Look through the listing and locate every line containing the word "JSON"; copy those lines.
>> begin RECORDS FOR THIS EXERCISE
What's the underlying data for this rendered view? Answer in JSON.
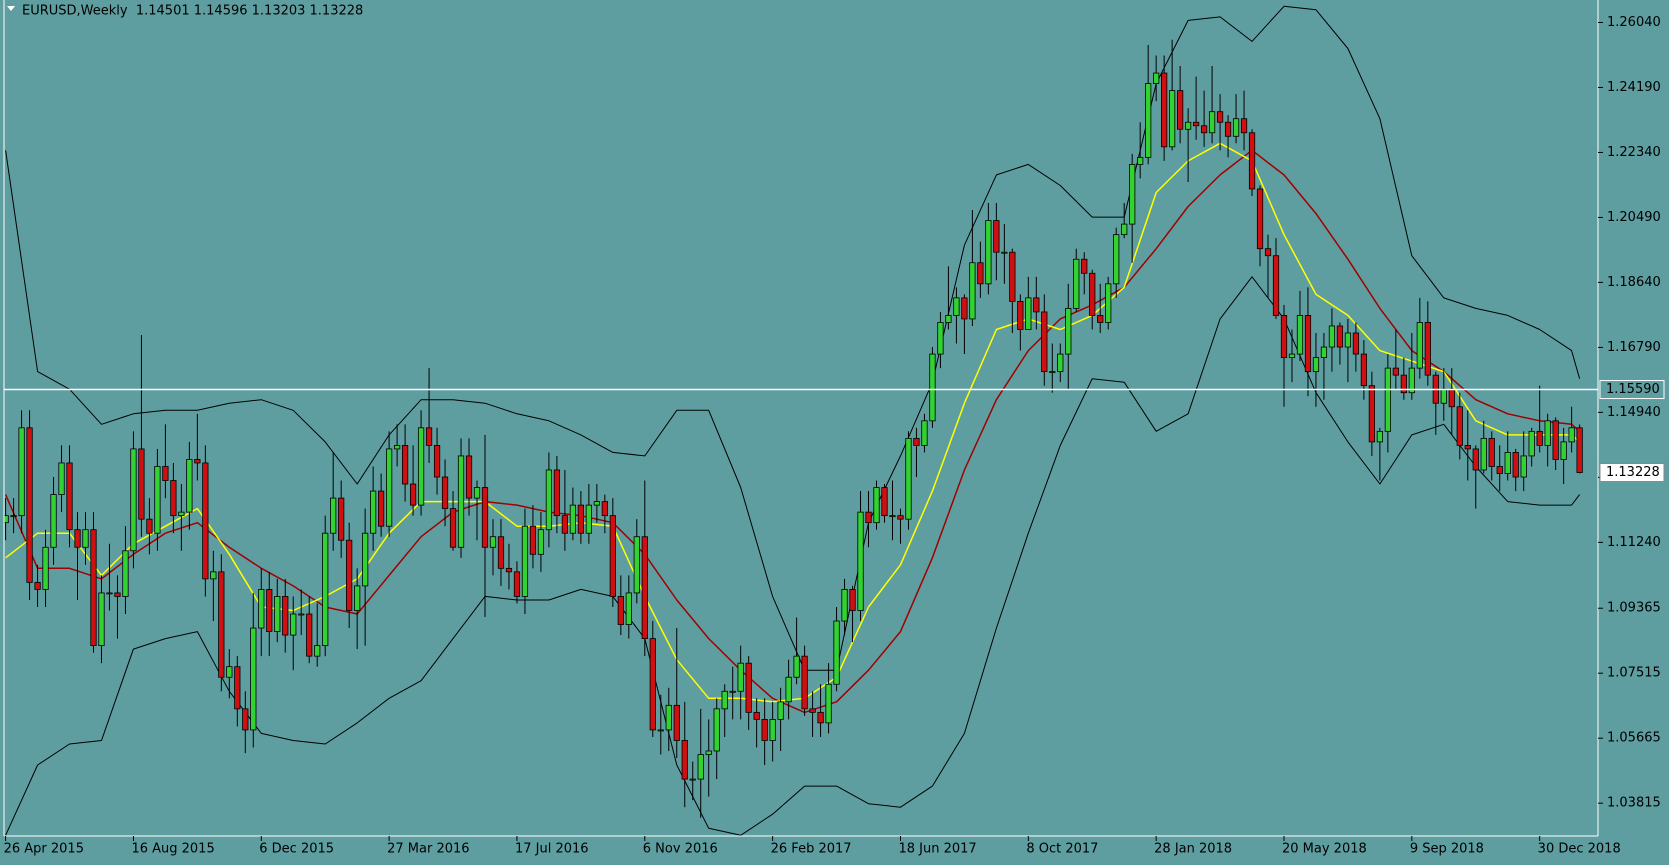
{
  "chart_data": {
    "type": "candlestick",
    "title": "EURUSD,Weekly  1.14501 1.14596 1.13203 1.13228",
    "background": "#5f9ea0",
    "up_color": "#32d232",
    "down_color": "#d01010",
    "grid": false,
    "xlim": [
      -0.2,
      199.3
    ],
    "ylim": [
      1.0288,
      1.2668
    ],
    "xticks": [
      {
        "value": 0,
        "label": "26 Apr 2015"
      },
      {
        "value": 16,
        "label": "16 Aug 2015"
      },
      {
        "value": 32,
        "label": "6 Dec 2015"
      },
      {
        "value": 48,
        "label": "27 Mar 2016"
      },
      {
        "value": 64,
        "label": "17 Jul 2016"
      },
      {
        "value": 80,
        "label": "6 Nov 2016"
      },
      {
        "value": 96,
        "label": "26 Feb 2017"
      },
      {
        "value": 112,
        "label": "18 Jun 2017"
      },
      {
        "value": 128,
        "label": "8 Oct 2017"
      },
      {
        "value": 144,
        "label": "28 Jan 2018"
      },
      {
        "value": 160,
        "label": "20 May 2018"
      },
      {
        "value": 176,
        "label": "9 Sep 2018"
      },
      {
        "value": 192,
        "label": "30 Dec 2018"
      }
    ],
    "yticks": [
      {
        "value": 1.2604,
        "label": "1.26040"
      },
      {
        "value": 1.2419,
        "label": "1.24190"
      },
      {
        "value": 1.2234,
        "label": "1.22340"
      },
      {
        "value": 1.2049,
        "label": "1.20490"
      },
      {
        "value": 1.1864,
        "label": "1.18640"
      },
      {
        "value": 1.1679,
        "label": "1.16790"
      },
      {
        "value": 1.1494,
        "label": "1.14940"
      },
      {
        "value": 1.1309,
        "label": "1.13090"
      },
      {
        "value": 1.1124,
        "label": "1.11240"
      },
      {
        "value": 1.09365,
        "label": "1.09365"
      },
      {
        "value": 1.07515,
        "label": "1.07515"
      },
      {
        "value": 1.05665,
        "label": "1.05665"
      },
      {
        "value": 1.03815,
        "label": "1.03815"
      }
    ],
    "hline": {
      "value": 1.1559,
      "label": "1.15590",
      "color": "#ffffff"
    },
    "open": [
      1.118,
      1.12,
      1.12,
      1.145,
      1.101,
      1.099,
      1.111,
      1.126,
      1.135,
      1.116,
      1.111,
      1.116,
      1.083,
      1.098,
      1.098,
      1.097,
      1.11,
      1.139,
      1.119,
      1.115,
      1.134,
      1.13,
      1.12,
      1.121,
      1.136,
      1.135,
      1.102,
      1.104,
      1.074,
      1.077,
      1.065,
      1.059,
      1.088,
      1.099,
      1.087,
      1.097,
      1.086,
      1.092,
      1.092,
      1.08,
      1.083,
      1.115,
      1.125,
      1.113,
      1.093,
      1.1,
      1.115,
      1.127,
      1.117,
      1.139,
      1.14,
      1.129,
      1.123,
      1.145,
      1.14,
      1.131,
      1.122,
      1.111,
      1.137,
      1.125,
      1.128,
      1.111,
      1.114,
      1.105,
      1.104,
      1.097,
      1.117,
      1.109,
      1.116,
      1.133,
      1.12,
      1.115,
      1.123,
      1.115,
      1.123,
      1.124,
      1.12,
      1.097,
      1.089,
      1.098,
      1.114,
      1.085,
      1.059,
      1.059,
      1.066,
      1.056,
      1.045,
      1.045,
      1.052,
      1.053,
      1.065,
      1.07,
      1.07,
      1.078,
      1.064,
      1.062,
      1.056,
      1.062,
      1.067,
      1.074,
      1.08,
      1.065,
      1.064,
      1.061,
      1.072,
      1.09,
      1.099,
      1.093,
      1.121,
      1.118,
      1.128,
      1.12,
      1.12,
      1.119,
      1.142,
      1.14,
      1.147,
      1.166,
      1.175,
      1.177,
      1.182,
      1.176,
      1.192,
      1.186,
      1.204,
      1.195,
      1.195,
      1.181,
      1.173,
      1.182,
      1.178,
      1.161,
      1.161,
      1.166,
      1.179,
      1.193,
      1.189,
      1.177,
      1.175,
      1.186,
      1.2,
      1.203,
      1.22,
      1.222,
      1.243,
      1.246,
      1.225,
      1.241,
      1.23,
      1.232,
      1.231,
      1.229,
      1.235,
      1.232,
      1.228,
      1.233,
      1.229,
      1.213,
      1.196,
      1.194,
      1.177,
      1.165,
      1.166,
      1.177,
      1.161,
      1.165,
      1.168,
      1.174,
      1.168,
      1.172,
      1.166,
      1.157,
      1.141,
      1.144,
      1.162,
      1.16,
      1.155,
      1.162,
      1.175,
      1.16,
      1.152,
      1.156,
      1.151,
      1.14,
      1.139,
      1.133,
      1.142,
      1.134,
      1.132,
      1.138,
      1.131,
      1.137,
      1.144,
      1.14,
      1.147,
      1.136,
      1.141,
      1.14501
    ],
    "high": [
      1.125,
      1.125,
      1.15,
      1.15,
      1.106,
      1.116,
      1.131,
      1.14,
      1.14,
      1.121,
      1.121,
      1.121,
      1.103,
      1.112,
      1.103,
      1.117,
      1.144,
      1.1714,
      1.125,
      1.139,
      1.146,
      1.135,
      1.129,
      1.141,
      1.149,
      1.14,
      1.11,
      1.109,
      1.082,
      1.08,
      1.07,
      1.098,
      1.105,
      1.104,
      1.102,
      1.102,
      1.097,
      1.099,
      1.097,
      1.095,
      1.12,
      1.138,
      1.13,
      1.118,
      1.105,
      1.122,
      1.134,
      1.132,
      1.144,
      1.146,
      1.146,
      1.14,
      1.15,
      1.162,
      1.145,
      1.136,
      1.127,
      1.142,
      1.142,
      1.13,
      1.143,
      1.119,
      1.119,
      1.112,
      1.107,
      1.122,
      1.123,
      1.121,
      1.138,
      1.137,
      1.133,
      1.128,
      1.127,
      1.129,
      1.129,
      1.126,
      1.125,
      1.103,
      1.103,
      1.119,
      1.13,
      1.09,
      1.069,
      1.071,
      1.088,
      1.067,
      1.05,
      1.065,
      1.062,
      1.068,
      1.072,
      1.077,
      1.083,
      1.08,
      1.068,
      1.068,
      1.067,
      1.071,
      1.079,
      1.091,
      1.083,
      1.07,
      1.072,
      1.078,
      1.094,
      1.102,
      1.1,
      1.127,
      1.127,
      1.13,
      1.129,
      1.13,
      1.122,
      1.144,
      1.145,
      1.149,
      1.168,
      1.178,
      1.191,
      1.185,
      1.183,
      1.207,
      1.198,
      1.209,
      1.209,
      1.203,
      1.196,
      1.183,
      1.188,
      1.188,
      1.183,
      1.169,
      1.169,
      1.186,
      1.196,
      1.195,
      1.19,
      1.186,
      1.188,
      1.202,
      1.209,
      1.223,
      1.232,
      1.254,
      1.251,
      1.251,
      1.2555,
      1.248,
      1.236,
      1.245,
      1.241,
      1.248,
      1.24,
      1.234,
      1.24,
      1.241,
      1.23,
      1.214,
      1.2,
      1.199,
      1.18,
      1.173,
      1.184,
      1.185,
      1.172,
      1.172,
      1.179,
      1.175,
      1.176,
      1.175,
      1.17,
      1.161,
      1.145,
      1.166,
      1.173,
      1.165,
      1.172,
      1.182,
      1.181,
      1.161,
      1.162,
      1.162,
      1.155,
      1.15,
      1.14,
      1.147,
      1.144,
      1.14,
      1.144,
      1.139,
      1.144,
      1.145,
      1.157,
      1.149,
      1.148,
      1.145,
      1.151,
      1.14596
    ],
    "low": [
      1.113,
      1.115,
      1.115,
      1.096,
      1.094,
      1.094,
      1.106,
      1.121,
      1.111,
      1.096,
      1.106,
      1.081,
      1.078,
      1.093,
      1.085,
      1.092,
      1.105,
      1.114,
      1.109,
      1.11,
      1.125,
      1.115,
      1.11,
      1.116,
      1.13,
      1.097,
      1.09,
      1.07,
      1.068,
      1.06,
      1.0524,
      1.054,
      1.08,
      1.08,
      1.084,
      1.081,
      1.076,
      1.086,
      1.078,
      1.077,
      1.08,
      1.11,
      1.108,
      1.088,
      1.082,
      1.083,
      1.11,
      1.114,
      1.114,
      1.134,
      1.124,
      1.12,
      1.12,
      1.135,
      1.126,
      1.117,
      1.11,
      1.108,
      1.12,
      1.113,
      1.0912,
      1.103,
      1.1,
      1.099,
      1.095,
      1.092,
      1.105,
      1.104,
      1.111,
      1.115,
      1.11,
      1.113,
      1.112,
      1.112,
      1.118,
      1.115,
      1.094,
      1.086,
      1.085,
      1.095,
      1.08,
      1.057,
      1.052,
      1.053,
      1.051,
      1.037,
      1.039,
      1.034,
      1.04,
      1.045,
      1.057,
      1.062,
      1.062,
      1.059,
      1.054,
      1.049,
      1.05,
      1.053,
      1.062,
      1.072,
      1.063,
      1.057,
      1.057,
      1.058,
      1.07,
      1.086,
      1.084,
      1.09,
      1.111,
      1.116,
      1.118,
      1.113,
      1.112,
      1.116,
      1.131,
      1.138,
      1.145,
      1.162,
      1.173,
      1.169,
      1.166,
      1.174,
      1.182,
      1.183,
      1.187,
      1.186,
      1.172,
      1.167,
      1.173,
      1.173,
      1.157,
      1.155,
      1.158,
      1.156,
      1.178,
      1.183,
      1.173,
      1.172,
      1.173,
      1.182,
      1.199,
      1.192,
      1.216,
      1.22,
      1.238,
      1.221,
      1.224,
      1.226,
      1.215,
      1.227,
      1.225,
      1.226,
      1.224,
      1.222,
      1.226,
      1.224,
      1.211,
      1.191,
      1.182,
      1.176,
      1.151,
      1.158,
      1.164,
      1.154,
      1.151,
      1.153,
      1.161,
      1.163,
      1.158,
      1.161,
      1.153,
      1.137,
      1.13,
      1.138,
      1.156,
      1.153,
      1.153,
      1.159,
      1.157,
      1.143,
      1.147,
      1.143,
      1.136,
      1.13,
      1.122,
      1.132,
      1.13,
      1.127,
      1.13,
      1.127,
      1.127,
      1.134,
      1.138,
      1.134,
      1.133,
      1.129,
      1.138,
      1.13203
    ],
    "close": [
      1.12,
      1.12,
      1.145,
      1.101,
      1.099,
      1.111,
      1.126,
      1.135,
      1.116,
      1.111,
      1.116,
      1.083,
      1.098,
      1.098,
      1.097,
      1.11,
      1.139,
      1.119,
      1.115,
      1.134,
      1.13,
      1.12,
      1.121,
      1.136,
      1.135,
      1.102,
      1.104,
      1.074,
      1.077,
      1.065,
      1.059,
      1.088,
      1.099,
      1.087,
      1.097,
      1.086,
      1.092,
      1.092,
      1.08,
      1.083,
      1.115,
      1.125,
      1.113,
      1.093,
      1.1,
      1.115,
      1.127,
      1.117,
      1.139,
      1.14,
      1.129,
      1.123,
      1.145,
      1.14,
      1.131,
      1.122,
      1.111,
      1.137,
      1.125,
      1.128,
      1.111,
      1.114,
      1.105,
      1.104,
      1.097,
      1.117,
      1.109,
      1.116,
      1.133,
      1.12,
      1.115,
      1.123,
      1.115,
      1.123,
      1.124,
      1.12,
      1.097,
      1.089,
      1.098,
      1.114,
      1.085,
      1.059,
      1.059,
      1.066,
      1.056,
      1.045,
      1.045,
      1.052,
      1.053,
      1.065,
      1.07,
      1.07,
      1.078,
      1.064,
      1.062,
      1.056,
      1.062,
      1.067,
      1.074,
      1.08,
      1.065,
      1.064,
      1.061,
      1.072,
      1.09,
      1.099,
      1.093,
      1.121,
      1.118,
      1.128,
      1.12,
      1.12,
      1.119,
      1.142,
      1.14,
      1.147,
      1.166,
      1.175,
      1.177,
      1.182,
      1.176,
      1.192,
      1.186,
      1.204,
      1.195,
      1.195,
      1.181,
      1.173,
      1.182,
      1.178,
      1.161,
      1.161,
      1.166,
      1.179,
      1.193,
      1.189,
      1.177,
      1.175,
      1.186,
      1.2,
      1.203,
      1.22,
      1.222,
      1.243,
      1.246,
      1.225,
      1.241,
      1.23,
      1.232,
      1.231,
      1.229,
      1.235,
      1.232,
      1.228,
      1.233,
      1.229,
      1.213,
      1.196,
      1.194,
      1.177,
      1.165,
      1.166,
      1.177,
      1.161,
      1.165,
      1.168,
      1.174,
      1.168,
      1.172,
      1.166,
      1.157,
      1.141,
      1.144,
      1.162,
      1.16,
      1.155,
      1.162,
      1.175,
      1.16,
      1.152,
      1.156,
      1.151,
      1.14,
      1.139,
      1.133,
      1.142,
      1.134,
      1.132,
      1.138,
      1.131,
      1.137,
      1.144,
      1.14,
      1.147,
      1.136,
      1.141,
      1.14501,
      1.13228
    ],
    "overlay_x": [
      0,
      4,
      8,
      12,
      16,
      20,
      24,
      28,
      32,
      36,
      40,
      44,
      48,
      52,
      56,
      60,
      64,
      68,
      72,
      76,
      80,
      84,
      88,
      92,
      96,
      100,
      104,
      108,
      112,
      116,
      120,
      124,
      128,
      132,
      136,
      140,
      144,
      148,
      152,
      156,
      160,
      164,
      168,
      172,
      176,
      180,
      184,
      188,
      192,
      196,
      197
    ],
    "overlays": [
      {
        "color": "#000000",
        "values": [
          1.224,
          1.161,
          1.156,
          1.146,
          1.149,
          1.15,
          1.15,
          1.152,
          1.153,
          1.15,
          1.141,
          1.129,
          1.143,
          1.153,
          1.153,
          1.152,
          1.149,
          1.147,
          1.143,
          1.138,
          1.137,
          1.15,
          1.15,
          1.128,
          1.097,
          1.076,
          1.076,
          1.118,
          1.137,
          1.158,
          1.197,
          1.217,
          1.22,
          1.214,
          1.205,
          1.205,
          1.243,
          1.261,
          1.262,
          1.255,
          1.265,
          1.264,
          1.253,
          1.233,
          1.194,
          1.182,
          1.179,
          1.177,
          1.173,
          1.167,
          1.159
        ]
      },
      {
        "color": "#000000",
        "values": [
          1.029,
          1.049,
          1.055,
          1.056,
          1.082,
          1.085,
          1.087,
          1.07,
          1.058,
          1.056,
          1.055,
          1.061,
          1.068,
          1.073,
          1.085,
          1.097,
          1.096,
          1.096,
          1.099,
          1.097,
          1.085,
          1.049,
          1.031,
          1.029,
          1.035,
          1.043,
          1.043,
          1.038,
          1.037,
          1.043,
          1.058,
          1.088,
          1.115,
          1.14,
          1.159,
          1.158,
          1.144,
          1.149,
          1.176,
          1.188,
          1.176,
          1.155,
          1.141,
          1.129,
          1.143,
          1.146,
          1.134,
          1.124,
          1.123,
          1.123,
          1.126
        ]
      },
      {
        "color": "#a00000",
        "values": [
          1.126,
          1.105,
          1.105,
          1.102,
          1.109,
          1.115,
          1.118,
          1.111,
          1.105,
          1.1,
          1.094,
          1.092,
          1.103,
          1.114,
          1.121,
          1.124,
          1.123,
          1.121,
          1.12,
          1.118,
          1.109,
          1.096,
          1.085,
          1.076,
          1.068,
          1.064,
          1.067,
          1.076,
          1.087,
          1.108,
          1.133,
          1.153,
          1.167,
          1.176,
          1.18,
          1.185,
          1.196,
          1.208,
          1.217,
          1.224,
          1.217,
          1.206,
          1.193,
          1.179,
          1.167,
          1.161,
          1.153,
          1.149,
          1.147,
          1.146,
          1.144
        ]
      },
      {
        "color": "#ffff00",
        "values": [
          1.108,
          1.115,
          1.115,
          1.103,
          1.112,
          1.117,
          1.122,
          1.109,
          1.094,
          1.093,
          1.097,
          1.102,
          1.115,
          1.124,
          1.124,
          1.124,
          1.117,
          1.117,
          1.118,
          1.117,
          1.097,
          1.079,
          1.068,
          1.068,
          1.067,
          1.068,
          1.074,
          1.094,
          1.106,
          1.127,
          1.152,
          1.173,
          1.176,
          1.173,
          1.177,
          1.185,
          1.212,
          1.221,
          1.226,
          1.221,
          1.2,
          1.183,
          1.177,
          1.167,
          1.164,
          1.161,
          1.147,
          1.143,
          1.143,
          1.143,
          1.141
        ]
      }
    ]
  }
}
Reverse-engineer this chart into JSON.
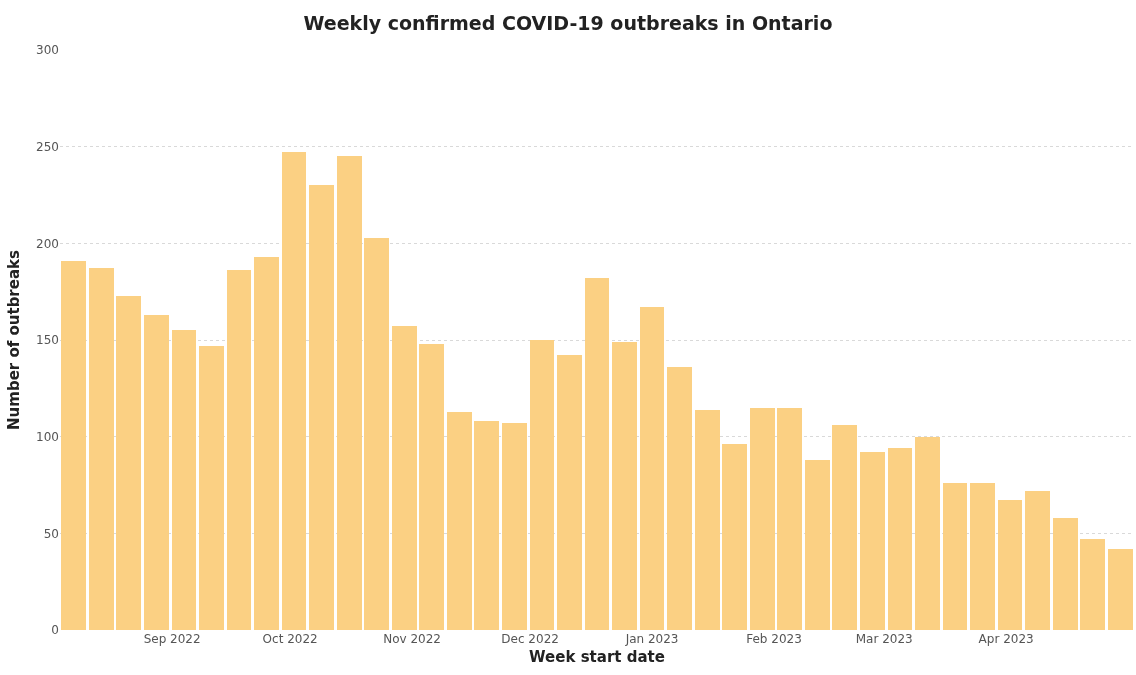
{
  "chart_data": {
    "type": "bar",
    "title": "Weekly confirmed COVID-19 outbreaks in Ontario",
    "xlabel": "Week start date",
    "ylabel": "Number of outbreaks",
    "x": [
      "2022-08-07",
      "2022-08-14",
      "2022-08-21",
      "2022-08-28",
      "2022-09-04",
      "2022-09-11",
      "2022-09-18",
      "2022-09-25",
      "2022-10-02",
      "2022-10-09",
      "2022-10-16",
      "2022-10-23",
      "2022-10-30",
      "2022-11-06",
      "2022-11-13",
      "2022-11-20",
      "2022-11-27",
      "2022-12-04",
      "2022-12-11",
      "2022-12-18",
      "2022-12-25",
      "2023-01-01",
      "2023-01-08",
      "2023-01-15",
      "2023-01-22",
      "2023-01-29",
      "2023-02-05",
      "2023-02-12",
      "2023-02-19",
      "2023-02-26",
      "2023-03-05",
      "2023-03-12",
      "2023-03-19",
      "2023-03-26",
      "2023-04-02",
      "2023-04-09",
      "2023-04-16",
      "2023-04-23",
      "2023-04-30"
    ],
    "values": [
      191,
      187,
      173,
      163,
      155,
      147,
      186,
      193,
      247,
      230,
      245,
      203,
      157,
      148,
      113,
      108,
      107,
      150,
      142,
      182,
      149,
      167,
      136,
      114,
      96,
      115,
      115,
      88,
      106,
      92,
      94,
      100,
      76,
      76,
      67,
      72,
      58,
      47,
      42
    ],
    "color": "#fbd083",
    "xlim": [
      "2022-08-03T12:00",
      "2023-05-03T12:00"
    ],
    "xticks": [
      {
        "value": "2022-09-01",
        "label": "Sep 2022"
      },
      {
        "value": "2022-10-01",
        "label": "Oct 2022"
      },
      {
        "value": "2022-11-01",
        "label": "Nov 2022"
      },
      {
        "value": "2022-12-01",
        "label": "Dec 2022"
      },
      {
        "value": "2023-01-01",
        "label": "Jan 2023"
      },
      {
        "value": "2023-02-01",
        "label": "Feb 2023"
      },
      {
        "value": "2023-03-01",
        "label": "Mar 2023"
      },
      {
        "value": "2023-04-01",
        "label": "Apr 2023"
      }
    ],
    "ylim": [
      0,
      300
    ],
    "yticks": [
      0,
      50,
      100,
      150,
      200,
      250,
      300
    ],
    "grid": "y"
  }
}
>> end RECORDS FOR THIS EXERCISE
## SOLVED EXERCISE
What's the underlying data for this rendered view? Answer in JSON.
Reverse-engineer this chart into JSON.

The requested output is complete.